» **THE REQUEST**
Search the material for the word "name" and report each line where it turns up.

==== STORED DATA

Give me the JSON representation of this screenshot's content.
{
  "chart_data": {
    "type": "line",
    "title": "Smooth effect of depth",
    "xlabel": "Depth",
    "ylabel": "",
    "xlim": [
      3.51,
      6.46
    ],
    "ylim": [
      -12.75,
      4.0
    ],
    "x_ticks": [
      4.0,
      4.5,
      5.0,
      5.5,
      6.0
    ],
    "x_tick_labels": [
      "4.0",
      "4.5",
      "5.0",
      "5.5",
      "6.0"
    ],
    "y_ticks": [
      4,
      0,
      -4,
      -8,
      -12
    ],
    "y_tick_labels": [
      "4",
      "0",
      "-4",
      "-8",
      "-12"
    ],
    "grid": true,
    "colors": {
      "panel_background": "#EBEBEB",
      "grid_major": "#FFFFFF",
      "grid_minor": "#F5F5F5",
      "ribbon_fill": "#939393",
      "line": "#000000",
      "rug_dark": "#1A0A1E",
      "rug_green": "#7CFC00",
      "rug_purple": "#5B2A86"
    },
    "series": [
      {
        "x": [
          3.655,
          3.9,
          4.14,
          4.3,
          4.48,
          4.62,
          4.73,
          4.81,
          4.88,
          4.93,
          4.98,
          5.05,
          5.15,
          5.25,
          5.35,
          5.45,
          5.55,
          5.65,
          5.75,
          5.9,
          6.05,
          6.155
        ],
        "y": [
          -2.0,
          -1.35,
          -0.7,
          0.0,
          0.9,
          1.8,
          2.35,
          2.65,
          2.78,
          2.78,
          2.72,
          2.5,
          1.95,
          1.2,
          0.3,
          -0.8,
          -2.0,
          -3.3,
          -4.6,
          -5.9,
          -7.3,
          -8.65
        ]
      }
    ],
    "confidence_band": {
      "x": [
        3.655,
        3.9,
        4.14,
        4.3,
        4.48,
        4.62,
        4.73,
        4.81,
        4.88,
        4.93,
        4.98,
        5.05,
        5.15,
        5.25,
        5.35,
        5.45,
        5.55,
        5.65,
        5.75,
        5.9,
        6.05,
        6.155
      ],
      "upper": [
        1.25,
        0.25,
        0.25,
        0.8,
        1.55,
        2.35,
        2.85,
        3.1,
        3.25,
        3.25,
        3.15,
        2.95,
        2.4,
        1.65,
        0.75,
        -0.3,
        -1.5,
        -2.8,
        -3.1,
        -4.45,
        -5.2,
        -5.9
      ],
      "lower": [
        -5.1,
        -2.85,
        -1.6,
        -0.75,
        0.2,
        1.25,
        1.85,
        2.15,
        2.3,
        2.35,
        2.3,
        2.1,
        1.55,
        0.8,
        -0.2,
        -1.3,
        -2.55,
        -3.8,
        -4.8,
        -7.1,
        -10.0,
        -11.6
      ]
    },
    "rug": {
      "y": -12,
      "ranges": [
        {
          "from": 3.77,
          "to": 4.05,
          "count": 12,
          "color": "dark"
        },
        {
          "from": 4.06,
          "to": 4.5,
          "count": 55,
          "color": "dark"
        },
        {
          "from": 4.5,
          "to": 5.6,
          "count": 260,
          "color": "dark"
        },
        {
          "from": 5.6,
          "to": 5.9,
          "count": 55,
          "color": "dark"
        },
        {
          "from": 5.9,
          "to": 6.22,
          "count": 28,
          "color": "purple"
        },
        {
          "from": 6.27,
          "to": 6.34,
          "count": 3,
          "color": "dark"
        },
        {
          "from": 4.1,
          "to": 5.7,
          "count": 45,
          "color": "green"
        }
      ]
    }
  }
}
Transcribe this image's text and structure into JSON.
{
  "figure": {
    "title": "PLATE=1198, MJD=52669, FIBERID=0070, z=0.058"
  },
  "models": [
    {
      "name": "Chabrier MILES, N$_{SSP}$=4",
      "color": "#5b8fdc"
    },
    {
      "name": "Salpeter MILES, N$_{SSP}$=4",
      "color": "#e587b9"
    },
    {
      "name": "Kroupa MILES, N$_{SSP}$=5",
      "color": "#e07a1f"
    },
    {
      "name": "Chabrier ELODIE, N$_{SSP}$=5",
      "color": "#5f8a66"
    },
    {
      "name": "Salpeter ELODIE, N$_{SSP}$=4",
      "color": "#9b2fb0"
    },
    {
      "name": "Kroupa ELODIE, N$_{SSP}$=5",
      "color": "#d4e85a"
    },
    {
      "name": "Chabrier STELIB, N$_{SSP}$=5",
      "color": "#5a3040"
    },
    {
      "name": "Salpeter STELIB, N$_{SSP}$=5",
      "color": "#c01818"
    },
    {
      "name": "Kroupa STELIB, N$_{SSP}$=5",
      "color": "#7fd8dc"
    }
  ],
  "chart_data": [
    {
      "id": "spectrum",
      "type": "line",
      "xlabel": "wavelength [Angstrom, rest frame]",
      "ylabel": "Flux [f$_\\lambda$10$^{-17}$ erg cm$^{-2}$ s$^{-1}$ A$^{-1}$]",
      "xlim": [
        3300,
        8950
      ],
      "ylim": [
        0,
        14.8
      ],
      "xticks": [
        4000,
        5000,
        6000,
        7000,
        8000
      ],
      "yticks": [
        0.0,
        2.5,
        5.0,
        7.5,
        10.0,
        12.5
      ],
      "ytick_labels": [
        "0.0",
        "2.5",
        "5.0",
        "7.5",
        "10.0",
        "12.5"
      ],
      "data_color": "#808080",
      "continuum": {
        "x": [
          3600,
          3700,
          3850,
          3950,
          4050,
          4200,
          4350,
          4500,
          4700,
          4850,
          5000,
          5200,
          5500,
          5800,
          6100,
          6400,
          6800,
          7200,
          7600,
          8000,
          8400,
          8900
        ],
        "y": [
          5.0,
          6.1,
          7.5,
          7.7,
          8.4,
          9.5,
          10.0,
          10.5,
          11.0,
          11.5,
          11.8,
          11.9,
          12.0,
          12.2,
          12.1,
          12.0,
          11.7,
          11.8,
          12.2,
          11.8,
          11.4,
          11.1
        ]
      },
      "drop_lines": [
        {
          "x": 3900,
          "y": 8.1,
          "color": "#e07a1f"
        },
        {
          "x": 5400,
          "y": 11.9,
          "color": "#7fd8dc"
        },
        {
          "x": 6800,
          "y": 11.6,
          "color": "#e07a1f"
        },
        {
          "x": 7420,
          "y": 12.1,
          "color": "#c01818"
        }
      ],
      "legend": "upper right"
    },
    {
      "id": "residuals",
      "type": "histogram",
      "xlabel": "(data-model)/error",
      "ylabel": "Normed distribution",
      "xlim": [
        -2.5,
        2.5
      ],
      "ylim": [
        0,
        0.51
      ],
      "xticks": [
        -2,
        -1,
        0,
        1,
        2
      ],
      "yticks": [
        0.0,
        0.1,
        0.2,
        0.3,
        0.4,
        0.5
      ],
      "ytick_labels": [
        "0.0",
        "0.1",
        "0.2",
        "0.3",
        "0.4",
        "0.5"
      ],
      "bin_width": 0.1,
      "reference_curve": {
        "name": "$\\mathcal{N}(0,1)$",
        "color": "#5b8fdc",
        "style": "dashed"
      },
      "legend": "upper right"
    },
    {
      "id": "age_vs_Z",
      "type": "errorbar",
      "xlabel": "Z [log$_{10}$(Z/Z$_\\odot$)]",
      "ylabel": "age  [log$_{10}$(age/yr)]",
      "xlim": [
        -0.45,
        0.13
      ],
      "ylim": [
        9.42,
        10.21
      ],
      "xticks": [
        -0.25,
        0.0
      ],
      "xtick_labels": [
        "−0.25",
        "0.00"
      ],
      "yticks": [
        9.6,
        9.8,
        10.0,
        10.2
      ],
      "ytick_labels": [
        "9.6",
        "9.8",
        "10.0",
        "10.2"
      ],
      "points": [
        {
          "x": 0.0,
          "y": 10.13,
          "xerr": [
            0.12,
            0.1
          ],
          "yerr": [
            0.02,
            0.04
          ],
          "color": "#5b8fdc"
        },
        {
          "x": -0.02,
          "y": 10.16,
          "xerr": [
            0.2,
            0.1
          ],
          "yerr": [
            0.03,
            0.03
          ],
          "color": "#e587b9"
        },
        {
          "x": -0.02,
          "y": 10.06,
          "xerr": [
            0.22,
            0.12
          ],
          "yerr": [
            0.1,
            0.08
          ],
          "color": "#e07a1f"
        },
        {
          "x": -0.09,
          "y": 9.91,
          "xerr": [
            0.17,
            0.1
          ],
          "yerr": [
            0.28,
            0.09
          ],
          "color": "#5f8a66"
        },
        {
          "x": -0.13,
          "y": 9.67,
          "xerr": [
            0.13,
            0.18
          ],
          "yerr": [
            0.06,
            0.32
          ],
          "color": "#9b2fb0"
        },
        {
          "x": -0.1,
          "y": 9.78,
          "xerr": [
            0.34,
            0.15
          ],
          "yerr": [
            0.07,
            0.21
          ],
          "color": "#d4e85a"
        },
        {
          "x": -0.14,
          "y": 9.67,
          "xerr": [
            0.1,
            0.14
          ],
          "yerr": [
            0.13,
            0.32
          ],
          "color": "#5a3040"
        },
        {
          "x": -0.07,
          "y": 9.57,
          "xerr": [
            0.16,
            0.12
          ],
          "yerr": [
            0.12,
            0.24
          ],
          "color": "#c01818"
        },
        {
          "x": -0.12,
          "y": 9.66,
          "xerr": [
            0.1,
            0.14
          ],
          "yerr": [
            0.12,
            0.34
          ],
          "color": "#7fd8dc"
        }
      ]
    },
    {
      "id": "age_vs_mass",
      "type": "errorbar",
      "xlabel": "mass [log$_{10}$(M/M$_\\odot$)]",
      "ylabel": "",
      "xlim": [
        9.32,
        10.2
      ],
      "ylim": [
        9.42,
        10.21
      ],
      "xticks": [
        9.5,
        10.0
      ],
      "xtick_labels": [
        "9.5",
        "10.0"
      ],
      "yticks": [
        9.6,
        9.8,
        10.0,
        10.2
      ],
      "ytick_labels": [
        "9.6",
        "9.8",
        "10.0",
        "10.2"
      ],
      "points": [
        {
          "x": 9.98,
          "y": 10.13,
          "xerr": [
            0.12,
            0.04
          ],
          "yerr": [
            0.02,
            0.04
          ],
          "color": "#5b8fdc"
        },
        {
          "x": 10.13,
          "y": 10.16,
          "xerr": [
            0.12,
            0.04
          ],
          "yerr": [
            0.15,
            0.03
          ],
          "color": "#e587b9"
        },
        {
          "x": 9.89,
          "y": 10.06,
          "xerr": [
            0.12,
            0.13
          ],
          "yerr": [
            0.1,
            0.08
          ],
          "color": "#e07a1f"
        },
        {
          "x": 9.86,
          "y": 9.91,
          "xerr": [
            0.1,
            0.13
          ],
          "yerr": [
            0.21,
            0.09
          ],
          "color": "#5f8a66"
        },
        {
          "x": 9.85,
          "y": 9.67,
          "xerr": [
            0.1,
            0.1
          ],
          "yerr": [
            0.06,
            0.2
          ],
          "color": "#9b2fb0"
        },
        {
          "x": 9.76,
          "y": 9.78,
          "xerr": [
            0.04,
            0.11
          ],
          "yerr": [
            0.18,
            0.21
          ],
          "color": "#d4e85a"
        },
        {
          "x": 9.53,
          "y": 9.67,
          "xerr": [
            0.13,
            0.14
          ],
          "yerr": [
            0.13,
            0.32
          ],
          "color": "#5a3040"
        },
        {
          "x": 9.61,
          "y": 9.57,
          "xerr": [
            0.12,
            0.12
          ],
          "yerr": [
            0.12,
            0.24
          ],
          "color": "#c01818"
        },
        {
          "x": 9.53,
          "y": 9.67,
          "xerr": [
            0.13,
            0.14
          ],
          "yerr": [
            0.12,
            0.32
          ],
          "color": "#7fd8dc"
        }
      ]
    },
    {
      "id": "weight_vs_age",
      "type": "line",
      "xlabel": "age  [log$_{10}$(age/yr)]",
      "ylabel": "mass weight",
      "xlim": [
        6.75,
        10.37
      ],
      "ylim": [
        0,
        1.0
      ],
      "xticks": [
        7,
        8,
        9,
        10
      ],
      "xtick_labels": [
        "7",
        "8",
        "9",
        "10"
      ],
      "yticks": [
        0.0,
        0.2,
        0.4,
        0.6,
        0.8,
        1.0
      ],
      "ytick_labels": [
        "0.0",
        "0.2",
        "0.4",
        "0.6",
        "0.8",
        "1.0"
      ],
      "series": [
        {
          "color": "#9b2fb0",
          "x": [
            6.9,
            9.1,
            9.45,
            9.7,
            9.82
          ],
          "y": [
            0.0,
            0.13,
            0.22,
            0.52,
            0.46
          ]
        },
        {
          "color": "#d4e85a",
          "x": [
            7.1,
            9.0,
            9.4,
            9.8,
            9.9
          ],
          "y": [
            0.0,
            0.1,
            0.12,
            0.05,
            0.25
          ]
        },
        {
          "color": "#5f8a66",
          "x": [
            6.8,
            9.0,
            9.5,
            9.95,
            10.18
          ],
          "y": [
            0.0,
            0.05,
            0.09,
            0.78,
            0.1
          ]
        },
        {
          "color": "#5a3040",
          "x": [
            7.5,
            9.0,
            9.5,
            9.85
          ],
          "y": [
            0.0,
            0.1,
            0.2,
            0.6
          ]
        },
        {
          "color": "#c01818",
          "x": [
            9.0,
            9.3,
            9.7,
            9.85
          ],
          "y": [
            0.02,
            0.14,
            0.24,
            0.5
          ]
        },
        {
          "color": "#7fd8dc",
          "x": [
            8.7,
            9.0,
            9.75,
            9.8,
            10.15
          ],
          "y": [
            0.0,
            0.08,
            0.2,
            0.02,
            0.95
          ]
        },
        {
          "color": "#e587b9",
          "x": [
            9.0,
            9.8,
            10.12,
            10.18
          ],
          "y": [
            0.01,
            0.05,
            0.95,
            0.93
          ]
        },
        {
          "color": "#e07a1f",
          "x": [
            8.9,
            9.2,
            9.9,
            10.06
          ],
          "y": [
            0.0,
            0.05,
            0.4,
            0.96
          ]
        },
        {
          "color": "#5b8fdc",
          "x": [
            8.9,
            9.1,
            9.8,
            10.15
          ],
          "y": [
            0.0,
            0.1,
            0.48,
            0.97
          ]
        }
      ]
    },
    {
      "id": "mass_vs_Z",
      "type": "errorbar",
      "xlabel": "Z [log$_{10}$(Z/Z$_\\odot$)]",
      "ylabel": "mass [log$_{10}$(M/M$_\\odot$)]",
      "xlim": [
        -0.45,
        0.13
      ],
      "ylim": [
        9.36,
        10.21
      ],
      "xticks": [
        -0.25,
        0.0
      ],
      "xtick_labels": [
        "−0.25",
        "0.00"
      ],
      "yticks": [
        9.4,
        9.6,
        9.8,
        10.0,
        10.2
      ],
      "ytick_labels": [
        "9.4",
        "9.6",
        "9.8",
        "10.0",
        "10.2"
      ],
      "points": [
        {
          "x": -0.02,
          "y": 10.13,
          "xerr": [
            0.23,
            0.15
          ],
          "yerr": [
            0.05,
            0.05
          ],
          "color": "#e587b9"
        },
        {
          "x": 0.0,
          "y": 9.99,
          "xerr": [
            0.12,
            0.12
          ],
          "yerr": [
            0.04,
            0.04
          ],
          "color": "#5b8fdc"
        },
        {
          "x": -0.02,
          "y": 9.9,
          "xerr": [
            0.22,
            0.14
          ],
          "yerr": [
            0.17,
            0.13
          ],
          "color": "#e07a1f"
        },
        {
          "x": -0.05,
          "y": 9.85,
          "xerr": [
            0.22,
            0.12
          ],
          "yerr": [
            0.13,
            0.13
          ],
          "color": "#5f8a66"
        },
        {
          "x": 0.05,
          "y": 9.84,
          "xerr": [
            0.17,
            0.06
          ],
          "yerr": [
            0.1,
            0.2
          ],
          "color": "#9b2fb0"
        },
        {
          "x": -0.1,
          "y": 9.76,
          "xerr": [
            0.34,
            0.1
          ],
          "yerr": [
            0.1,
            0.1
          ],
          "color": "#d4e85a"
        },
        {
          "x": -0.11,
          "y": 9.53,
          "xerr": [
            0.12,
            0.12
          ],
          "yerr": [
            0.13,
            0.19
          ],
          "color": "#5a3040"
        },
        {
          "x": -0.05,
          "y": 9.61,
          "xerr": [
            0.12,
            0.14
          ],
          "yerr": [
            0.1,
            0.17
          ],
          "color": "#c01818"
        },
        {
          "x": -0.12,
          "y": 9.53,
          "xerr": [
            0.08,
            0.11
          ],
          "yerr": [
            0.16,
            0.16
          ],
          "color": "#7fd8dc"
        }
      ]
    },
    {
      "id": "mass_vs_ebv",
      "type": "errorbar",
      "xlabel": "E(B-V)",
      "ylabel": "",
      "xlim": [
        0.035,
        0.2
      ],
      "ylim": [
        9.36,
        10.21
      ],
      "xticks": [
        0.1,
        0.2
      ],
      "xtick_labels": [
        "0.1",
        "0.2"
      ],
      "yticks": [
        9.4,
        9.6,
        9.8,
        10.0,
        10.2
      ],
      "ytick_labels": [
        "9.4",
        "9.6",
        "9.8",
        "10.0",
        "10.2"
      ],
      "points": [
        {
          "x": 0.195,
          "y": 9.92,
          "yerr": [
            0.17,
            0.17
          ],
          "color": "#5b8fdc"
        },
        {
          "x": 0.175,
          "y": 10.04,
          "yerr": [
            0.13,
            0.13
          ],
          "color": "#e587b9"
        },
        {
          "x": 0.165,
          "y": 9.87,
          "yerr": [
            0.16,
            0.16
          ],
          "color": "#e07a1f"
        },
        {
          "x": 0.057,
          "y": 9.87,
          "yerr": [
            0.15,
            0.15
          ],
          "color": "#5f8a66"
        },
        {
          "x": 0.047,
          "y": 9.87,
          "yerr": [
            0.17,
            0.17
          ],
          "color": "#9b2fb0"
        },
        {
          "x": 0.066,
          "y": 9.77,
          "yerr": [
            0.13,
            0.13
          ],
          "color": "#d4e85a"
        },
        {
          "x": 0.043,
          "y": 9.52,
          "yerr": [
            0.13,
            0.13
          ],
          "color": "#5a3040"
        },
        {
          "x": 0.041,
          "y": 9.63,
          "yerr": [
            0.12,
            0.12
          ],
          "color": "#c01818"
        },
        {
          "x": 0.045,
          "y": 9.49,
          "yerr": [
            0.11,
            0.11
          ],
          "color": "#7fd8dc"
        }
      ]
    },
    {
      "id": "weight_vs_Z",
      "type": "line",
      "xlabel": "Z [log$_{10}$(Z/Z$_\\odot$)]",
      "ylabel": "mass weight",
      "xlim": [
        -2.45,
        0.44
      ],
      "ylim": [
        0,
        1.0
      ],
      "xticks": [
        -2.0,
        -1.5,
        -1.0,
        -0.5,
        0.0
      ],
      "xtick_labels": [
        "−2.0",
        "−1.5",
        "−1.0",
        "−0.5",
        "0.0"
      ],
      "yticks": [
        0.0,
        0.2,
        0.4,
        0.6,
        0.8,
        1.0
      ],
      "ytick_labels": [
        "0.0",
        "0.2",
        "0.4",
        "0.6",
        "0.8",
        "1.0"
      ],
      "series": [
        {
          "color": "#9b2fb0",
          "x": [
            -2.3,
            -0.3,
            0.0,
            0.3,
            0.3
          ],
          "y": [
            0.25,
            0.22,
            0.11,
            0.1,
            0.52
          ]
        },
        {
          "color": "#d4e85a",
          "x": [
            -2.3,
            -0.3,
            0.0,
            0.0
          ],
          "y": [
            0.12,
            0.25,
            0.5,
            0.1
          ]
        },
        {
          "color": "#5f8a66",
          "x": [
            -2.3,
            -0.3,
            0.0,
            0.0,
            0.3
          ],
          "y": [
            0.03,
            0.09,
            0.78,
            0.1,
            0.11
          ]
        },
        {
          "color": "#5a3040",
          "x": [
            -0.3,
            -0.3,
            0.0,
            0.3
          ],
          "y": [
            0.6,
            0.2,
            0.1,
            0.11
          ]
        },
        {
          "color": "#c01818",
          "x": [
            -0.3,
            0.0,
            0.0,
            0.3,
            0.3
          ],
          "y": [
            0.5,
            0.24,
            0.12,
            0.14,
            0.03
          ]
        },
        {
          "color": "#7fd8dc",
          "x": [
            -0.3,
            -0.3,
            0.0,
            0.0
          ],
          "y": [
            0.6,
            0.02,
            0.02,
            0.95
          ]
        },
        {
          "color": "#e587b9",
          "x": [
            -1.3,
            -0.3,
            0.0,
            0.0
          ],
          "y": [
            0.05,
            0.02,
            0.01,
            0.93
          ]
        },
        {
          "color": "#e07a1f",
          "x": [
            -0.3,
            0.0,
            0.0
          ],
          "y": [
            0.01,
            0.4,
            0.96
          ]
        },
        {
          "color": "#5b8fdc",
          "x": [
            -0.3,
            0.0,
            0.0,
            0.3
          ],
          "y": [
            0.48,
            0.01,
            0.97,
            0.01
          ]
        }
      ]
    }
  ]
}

========

» **RESPONSE TO THE TASK**
      "name": "Chabrier MILES, N$_{SSP}$=4",
      "name": "Salpeter MILES, N$_{SSP}$=4",
      "name": "Kroupa MILES, N$_{SSP}$=5",
      "name": "Chabrier ELODIE, N$_{SSP}$=5",
      "name": "Salpeter ELODIE, N$_{SSP}$=4",
      "name": "Kroupa ELODIE, N$_{SSP}$=5",
      "name": "Chabrier STELIB, N$_{SSP}$=5",
      "name": "Salpeter STELIB, N$_{SSP}$=5",
      "name": "Kroupa STELIB, N$_{SSP}$=5",
        "name": "$\\mathcal{N}(0,1)$",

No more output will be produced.